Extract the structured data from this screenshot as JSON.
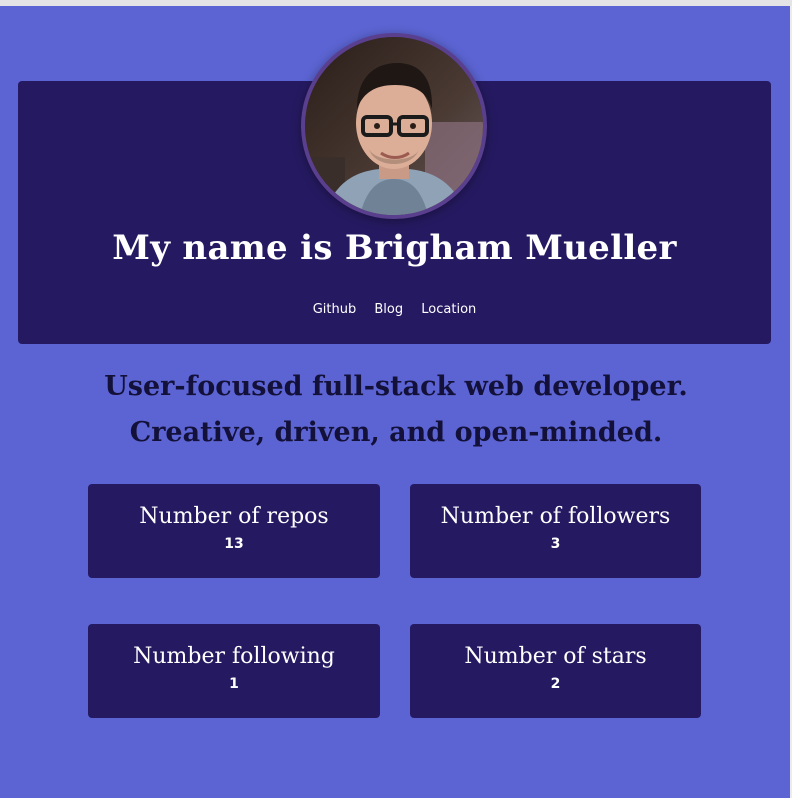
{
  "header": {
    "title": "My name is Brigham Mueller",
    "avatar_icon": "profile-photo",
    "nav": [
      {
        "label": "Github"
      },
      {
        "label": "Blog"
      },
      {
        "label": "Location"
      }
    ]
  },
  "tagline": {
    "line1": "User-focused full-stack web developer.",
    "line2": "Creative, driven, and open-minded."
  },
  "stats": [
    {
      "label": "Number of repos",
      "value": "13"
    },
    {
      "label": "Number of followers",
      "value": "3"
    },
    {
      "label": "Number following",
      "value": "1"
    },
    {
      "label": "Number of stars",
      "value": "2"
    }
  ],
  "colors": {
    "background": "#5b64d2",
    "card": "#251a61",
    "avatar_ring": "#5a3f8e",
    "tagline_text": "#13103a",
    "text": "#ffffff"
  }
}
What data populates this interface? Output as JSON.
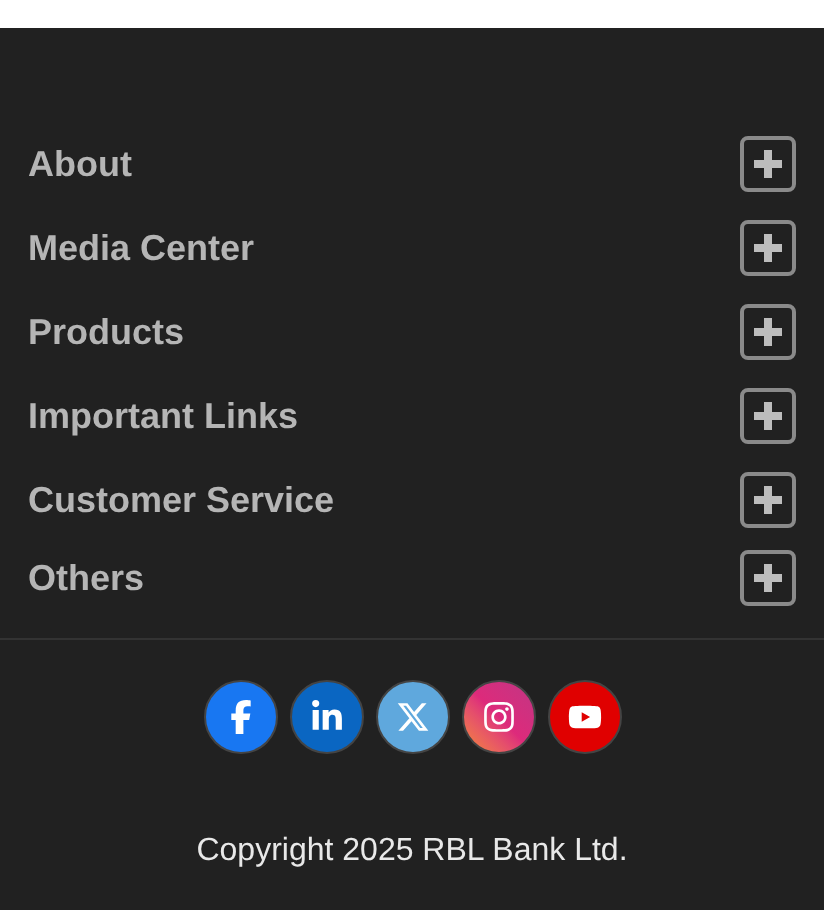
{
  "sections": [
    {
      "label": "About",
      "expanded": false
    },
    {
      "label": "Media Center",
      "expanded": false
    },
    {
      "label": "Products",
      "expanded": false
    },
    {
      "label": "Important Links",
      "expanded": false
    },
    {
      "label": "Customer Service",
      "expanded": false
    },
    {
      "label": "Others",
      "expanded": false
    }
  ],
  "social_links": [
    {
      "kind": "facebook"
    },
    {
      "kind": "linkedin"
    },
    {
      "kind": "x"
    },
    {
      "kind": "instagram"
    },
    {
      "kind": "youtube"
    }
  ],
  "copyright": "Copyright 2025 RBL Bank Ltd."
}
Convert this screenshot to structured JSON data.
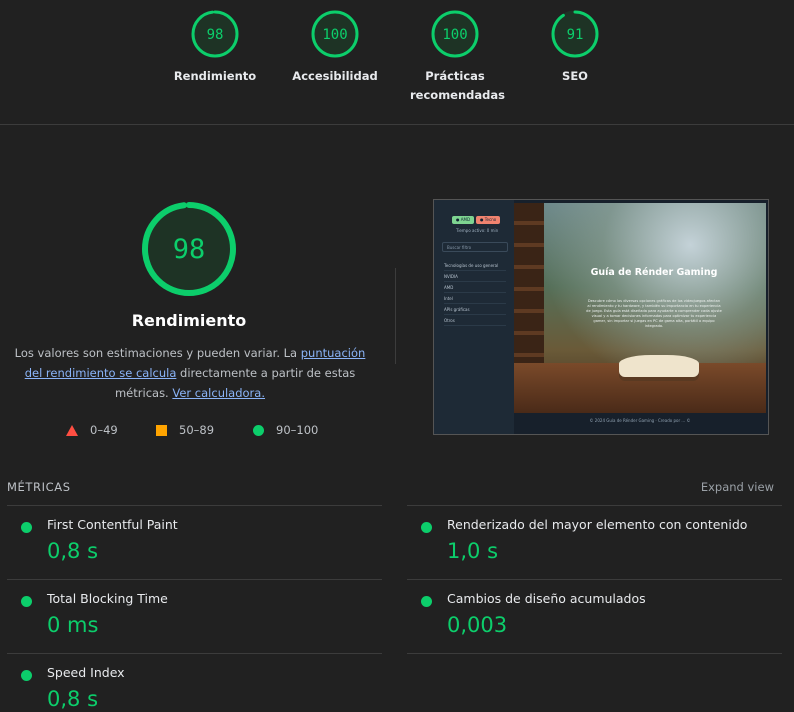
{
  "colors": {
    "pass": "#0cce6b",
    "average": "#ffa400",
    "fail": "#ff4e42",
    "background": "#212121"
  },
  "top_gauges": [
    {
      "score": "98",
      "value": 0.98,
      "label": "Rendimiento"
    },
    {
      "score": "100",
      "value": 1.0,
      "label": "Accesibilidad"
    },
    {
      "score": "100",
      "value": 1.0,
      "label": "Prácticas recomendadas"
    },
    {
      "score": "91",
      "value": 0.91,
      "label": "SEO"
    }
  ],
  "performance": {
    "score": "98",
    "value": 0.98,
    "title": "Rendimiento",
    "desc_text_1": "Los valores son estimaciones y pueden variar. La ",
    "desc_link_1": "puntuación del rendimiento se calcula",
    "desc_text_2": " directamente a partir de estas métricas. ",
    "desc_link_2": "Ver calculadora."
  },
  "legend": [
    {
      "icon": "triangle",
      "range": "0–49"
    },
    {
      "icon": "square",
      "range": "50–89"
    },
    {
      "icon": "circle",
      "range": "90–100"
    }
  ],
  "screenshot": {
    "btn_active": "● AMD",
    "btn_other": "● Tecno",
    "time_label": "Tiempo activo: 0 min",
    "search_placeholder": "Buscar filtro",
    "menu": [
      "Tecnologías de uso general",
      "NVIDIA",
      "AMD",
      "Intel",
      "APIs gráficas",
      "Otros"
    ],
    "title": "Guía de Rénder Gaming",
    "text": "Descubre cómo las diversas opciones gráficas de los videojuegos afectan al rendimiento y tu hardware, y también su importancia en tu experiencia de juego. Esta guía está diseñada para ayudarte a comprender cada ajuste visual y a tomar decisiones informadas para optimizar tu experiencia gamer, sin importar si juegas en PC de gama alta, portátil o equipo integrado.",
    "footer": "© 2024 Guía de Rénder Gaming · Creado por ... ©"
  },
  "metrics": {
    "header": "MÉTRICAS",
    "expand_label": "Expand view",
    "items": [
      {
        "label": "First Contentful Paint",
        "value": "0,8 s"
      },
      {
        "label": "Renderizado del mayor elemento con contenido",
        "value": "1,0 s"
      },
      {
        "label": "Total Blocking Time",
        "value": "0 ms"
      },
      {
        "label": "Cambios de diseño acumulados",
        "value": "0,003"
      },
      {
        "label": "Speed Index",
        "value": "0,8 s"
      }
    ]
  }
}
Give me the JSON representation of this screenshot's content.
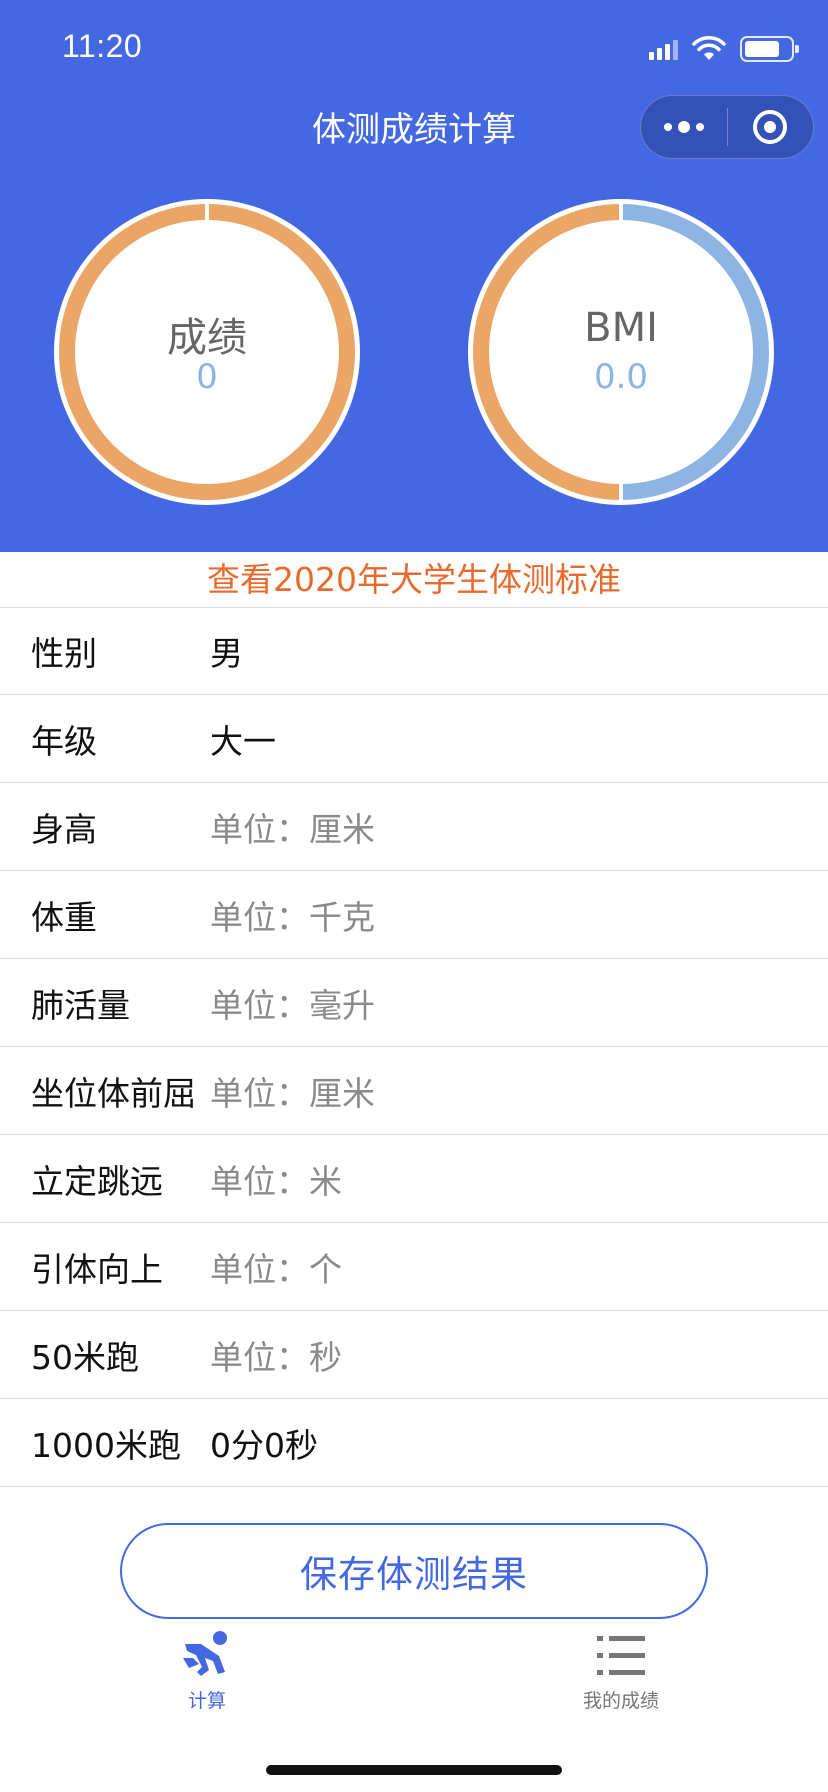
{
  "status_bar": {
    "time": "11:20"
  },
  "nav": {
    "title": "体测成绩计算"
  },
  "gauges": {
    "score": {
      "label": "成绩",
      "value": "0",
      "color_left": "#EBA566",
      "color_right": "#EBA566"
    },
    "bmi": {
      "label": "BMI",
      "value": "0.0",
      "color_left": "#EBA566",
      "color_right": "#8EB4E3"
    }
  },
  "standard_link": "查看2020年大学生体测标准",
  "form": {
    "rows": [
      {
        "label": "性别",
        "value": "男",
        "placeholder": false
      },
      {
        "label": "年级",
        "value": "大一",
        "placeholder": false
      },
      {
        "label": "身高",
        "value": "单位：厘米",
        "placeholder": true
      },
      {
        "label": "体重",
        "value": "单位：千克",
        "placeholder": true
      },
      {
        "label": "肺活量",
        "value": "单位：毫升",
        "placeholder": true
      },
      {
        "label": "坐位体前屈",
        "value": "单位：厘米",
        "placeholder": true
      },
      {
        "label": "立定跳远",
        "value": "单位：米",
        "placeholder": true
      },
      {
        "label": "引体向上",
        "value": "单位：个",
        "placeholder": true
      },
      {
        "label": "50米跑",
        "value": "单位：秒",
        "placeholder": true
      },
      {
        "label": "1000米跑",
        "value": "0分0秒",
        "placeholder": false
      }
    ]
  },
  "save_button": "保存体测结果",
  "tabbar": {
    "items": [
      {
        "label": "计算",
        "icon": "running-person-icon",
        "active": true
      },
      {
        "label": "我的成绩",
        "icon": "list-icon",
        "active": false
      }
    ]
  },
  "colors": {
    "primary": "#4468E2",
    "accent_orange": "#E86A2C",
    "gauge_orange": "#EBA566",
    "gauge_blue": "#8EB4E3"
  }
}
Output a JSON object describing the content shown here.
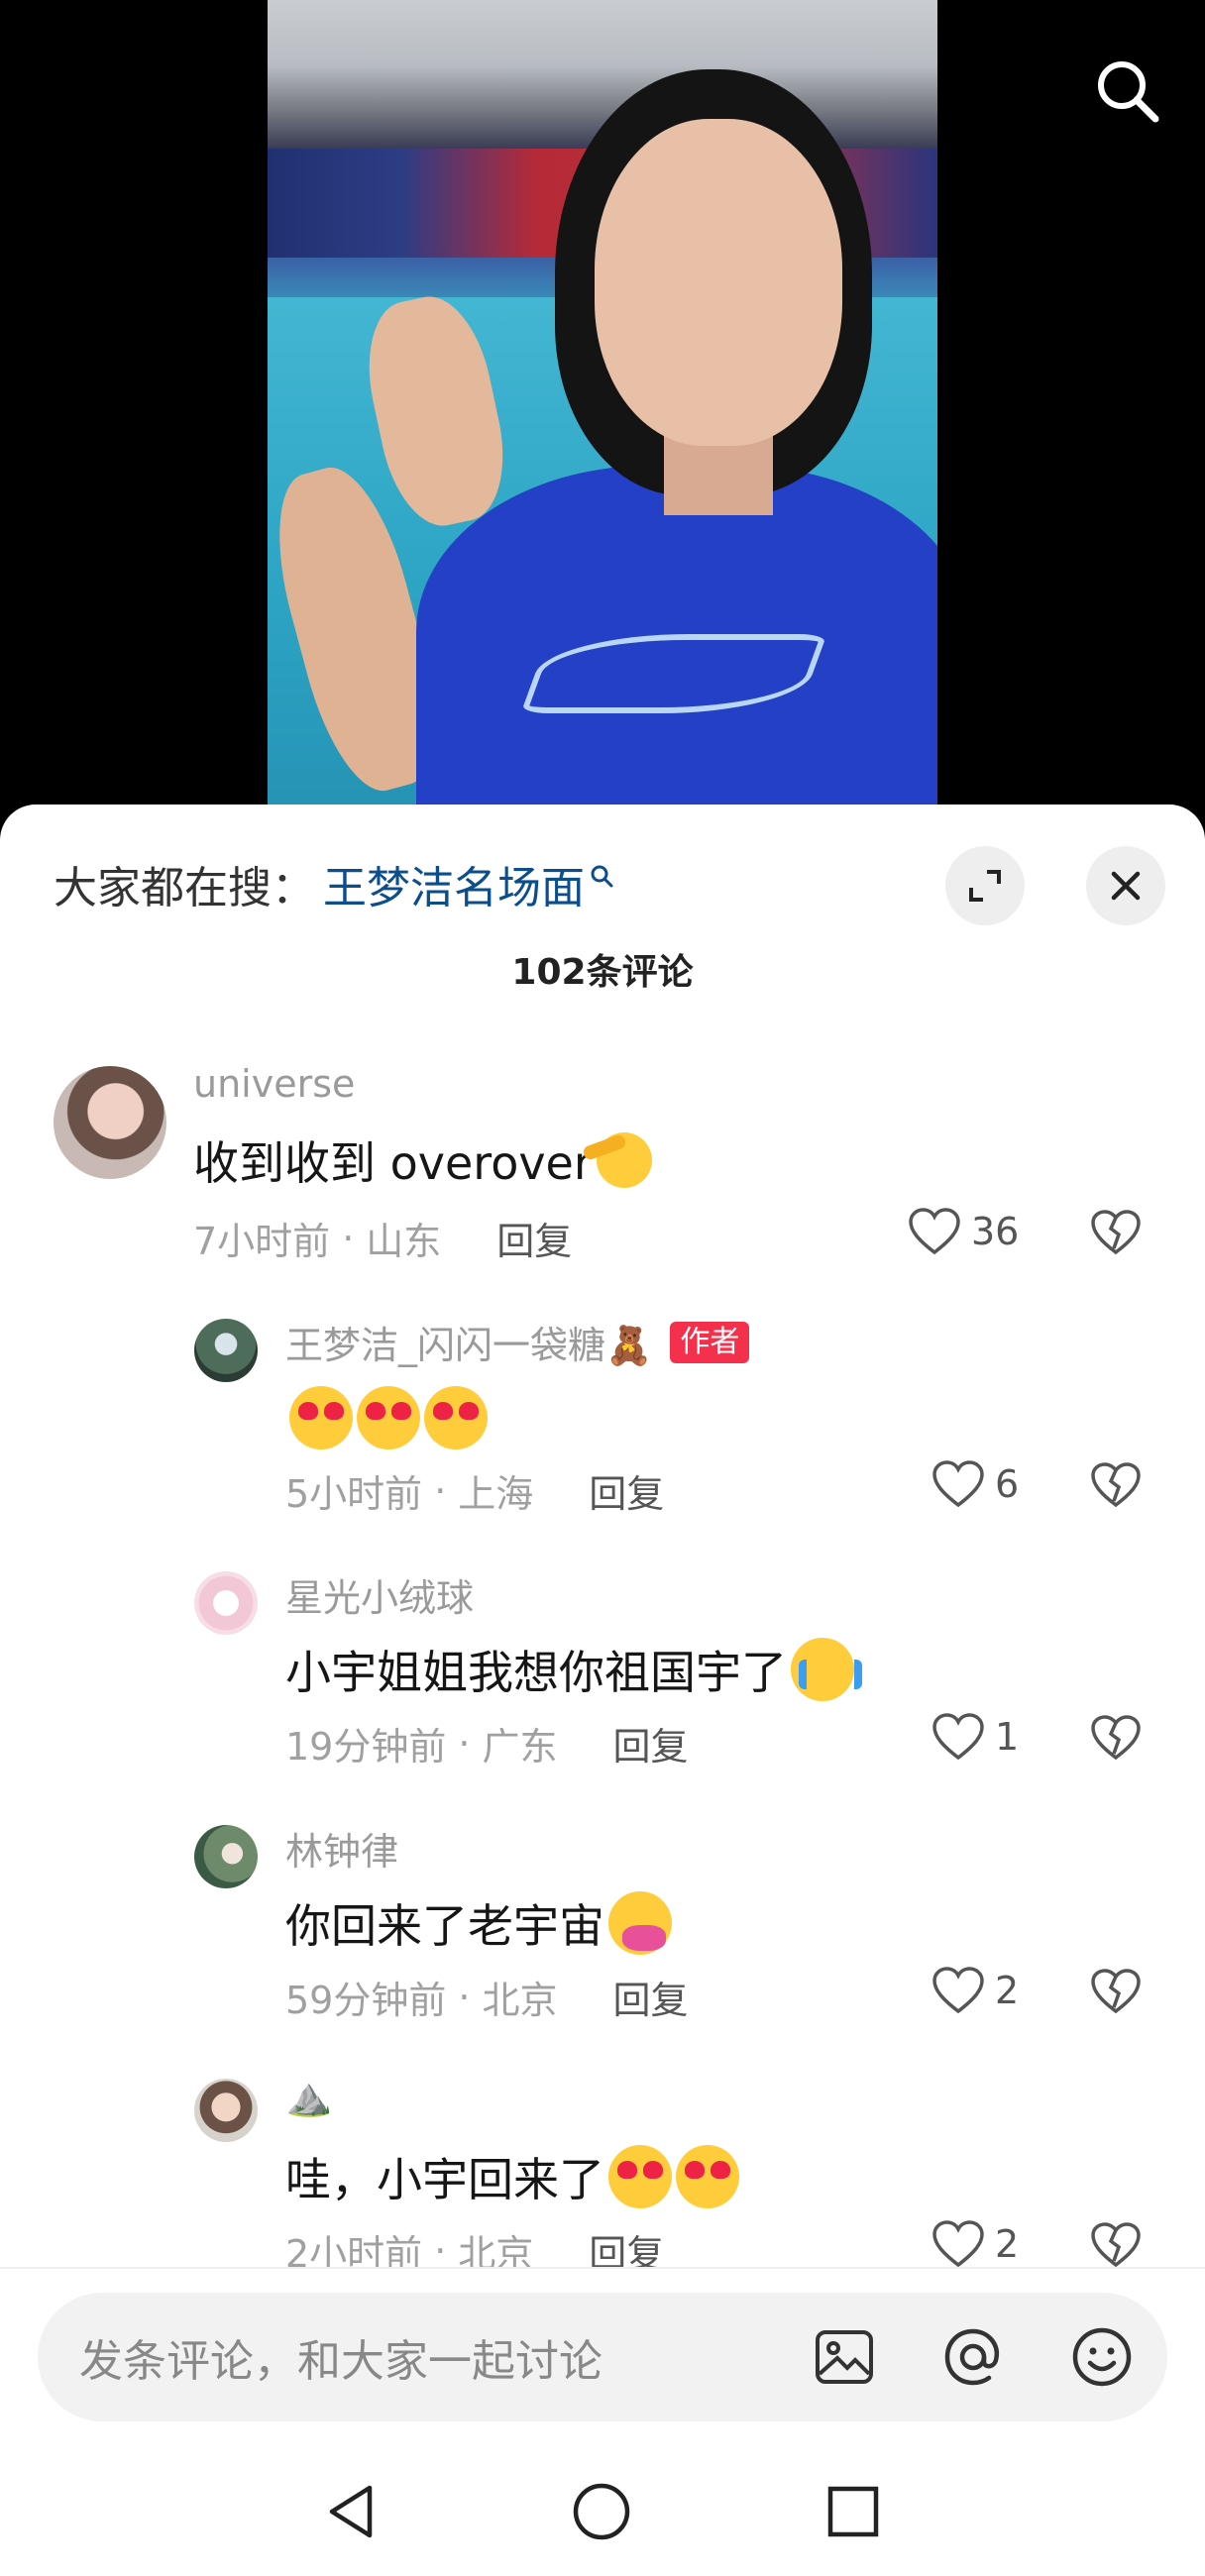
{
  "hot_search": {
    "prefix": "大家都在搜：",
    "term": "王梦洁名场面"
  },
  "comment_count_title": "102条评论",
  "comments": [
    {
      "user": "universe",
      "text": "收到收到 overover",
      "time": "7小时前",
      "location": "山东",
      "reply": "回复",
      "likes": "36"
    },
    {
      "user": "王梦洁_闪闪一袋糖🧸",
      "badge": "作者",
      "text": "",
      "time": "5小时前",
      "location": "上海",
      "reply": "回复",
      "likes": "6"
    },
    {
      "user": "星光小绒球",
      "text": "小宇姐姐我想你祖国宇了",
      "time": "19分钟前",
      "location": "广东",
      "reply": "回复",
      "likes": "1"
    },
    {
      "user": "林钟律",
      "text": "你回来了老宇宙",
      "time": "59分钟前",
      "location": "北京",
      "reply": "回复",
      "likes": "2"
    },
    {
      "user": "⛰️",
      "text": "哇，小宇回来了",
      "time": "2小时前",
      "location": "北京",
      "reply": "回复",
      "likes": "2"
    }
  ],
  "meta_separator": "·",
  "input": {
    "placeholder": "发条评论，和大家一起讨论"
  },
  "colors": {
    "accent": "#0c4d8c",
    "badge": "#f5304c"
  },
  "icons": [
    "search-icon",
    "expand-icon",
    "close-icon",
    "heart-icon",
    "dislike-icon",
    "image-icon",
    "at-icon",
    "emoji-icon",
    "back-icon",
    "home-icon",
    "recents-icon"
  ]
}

◆ Task objective
Tally the lines in the records above that contain the word "background", and give only that number.

◆ Expected answer
2